Supplied material:
START

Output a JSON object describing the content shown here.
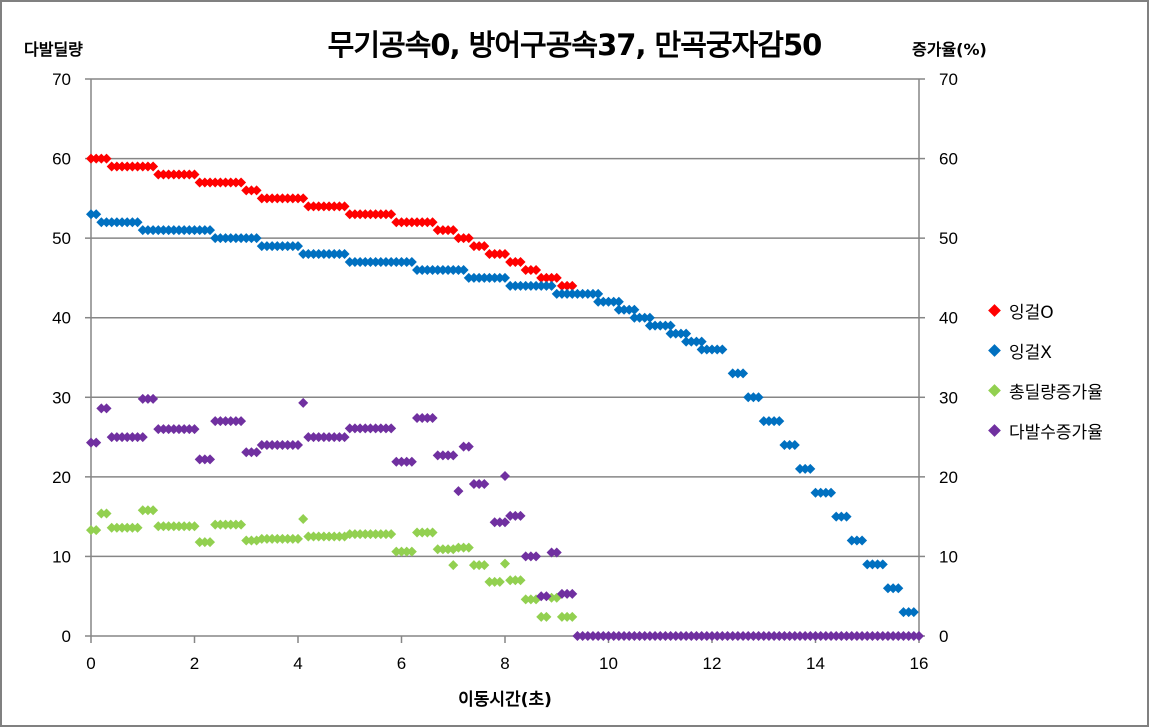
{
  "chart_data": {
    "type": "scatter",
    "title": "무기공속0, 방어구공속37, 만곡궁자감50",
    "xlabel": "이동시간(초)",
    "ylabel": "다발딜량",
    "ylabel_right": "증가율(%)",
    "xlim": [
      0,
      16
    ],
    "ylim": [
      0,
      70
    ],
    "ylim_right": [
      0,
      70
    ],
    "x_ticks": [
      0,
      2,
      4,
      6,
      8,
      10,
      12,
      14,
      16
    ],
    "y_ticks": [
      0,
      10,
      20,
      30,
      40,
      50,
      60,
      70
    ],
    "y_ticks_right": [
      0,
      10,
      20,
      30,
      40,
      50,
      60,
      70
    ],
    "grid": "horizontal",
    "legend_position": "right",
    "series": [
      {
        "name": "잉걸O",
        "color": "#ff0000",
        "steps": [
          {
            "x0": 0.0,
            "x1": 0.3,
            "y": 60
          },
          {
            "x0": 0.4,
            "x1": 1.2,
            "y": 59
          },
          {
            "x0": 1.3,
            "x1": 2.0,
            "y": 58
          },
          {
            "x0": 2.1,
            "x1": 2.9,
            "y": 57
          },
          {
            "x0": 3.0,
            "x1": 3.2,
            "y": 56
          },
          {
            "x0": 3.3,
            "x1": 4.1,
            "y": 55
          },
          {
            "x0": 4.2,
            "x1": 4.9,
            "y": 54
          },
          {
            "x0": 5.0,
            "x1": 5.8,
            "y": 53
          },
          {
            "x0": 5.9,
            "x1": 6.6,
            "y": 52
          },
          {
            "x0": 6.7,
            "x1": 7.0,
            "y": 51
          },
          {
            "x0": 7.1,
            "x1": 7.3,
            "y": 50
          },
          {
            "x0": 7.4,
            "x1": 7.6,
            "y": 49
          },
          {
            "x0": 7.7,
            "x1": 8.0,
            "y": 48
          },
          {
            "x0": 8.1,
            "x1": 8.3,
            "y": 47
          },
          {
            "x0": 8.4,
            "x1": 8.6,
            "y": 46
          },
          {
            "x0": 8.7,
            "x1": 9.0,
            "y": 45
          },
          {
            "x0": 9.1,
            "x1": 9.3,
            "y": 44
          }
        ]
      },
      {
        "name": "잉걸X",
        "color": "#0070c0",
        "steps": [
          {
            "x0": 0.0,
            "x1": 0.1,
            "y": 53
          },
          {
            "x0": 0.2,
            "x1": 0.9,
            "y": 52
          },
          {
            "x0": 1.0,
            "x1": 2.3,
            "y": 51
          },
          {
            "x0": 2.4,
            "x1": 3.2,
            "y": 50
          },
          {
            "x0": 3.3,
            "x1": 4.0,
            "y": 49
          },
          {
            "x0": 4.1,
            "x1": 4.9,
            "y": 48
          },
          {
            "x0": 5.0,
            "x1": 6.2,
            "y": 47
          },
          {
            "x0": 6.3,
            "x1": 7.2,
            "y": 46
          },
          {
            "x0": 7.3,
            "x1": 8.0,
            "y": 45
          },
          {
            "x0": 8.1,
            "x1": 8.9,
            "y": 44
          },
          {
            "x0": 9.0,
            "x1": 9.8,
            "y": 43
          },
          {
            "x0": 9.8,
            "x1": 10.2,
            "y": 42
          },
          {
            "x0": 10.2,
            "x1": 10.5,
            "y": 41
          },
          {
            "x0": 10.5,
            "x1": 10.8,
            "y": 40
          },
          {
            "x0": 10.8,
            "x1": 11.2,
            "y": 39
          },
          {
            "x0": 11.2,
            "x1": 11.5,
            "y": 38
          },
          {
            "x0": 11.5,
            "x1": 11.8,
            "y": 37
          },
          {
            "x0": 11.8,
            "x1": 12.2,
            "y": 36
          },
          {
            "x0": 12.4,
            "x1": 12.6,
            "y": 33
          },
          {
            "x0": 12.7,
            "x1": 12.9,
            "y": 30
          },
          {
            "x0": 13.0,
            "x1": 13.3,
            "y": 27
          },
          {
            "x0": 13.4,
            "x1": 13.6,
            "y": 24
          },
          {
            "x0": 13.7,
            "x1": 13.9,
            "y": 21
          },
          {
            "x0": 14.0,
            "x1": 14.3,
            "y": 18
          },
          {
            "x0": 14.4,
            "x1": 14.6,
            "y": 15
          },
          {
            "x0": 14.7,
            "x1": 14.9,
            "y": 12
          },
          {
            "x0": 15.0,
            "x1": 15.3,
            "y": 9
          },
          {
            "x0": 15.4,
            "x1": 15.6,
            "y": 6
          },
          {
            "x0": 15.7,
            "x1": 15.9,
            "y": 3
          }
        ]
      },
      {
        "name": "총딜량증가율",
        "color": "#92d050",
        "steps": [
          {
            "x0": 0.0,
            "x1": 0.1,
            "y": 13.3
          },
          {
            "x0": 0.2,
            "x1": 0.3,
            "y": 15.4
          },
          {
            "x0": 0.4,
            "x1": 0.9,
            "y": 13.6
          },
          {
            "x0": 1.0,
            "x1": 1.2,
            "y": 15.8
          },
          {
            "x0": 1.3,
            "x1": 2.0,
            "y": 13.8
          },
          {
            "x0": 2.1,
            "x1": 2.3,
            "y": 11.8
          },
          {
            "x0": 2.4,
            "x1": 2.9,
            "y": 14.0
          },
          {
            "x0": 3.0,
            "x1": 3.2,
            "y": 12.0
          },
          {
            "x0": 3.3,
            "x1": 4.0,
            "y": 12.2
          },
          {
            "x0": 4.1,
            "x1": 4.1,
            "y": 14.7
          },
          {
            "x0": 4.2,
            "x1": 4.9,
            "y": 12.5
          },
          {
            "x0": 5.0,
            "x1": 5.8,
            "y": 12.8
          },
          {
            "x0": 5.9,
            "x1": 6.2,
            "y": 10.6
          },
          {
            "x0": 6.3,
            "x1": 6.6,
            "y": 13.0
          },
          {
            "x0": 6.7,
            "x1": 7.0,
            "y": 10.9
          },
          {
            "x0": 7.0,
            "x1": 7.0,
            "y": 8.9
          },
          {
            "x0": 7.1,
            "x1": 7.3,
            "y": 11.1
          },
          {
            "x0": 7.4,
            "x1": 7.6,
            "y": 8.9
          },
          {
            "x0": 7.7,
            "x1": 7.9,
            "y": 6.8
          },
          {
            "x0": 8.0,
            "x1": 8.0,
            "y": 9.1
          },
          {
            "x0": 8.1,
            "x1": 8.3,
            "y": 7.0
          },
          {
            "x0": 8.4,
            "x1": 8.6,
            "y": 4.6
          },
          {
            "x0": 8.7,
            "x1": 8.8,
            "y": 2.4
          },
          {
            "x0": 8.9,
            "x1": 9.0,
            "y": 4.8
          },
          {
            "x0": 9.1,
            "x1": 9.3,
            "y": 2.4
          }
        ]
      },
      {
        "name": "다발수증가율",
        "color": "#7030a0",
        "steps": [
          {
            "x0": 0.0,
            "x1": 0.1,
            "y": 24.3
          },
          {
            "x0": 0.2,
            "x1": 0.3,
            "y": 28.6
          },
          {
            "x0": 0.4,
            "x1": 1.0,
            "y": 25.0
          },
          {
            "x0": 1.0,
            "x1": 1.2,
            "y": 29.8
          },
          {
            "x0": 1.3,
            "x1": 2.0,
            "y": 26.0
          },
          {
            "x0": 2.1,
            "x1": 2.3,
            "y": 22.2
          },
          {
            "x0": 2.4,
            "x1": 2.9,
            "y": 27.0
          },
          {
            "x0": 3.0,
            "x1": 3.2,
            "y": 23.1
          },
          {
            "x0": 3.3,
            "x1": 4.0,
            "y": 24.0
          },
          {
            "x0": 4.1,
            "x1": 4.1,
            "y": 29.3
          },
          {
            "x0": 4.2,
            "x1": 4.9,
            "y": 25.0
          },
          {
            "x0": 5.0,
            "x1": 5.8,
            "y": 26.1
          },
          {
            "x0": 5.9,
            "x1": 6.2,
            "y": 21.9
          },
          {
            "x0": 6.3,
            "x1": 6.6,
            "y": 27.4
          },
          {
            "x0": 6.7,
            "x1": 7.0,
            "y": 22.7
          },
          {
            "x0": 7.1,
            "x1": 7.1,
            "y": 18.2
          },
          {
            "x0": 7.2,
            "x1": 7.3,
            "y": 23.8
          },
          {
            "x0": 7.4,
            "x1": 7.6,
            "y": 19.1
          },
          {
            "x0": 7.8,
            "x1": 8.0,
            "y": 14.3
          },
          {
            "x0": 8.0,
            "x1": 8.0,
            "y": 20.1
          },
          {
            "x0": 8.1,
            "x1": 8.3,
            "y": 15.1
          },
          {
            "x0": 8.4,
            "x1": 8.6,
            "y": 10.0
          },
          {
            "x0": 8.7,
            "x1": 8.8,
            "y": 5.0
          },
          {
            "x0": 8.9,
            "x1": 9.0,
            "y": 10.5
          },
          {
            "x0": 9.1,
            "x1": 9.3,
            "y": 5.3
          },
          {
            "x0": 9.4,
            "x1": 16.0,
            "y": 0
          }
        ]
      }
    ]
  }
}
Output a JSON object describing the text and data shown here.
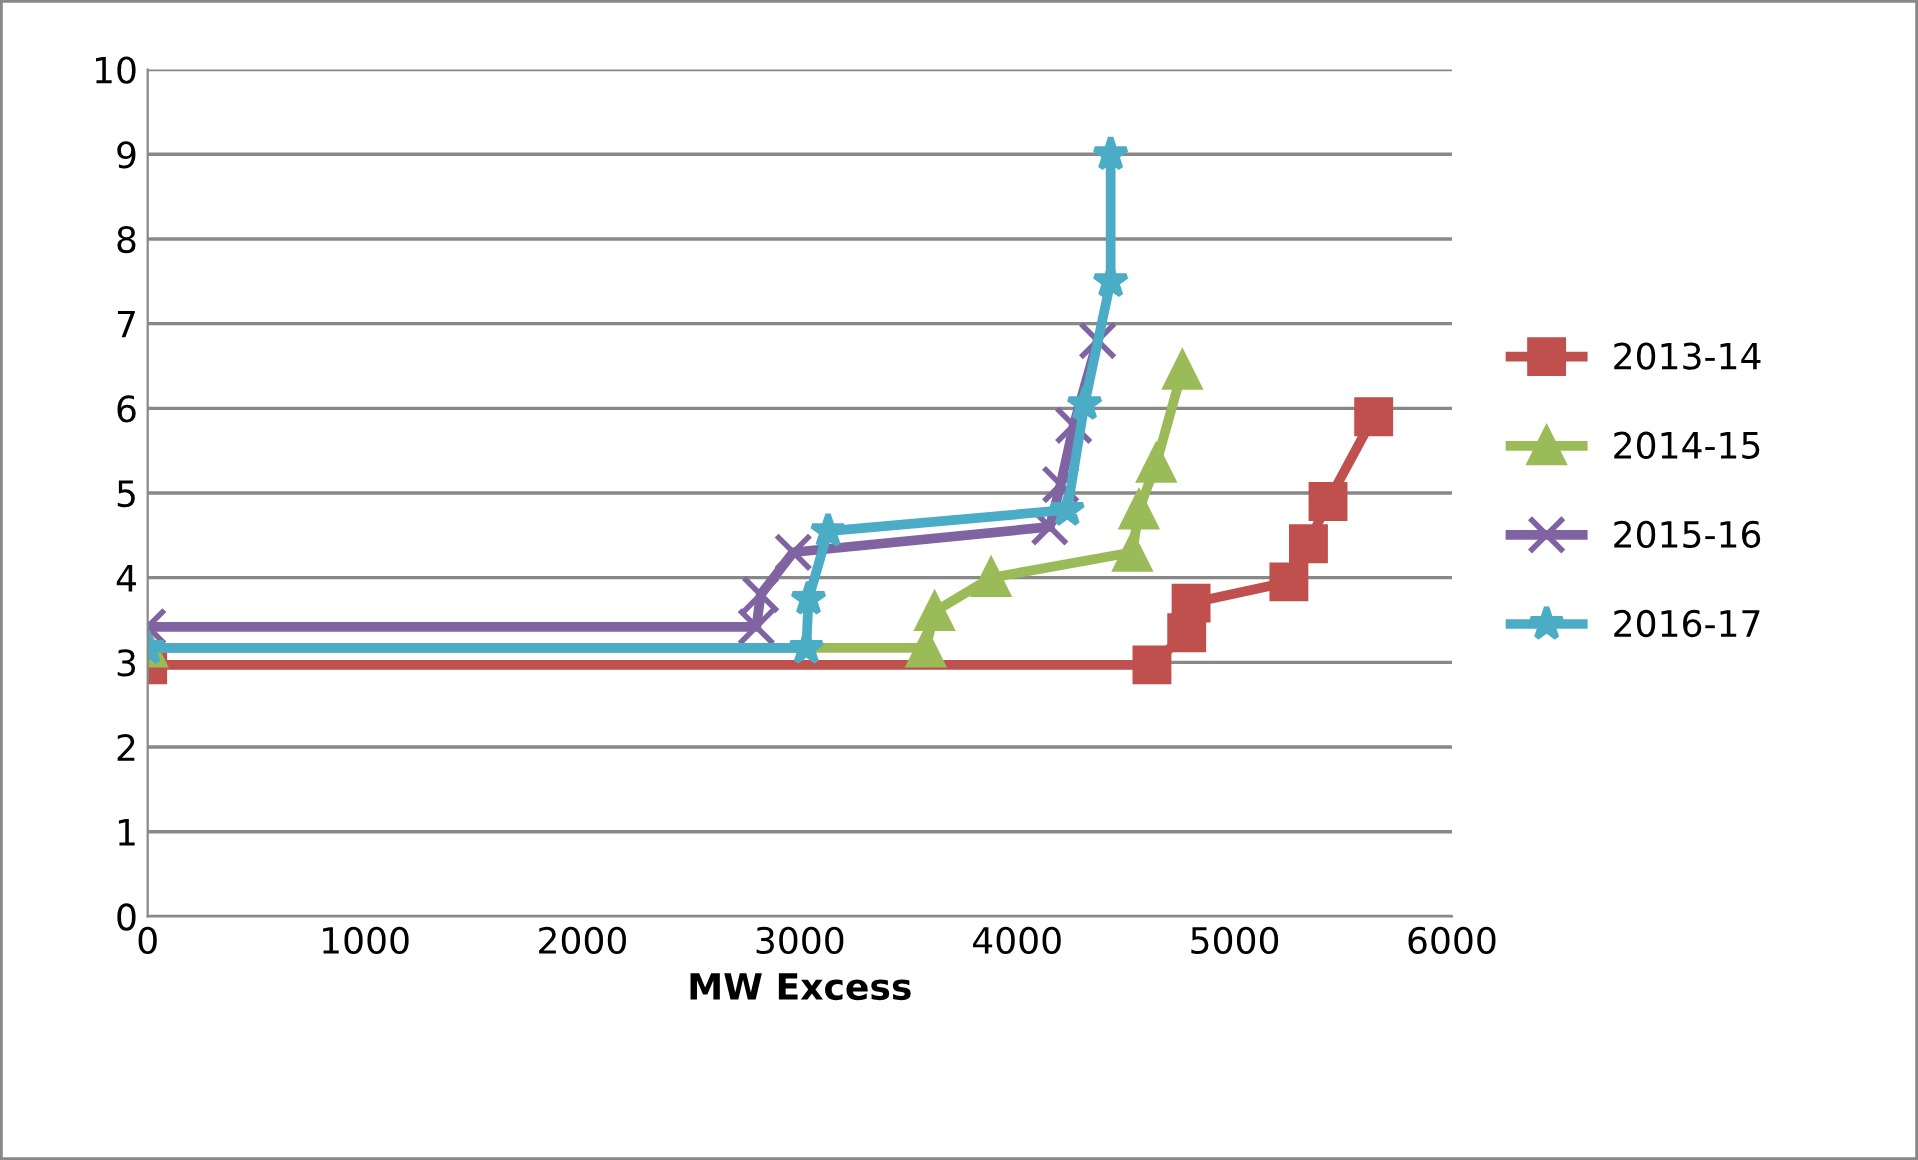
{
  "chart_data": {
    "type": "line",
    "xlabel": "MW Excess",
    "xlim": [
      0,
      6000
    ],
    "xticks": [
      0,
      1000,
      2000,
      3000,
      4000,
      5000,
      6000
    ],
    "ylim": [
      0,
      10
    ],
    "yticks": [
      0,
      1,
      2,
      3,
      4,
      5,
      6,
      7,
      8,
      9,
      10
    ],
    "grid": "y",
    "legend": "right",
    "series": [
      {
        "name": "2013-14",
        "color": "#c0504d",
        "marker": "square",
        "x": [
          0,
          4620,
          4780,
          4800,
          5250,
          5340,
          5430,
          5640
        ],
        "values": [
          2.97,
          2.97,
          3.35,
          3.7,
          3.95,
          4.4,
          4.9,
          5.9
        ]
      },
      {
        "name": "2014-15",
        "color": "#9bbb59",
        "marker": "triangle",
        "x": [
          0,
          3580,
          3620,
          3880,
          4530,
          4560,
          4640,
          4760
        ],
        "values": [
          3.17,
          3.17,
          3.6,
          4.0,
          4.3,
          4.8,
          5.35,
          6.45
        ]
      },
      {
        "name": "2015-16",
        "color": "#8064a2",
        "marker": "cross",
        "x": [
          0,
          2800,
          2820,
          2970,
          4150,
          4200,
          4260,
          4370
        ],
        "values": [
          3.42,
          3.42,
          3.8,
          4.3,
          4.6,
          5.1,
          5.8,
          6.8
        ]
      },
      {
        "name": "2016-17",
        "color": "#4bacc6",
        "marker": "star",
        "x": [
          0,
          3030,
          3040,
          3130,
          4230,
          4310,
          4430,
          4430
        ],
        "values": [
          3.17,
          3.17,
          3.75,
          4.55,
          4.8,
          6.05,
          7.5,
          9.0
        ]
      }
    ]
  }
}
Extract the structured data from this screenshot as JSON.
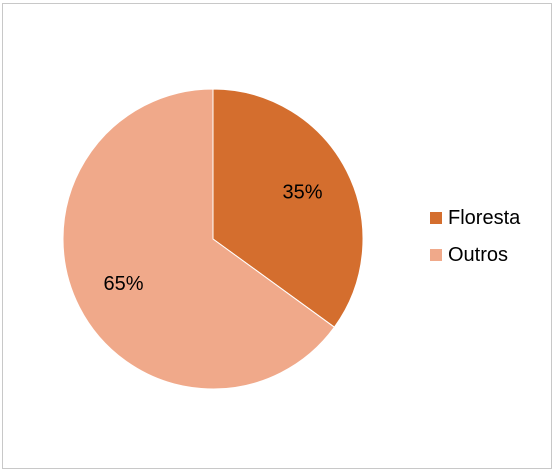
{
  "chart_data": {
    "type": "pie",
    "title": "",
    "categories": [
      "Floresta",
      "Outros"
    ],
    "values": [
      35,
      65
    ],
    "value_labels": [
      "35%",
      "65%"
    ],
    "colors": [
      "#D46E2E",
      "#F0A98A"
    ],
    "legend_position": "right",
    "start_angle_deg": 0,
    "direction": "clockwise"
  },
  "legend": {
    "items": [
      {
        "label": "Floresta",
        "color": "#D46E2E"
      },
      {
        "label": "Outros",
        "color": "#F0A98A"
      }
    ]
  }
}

END

Stated problem: Exactly the lines from the one with "Extract the structured" through the end of the listing above are to be repeated, with no pictures.

Right answer:
Extract the structured data from this screenshot as JSON.
{
  "chart_data": {
    "type": "pie",
    "title": "",
    "categories": [
      "Floresta",
      "Outros"
    ],
    "values": [
      35,
      65
    ],
    "value_labels": [
      "35%",
      "65%"
    ],
    "colors": [
      "#D46E2E",
      "#F0A98A"
    ],
    "legend_position": "right",
    "start_angle_deg": 0,
    "direction": "clockwise"
  },
  "legend": {
    "items": [
      {
        "label": "Floresta",
        "color": "#D46E2E"
      },
      {
        "label": "Outros",
        "color": "#F0A98A"
      }
    ]
  }
}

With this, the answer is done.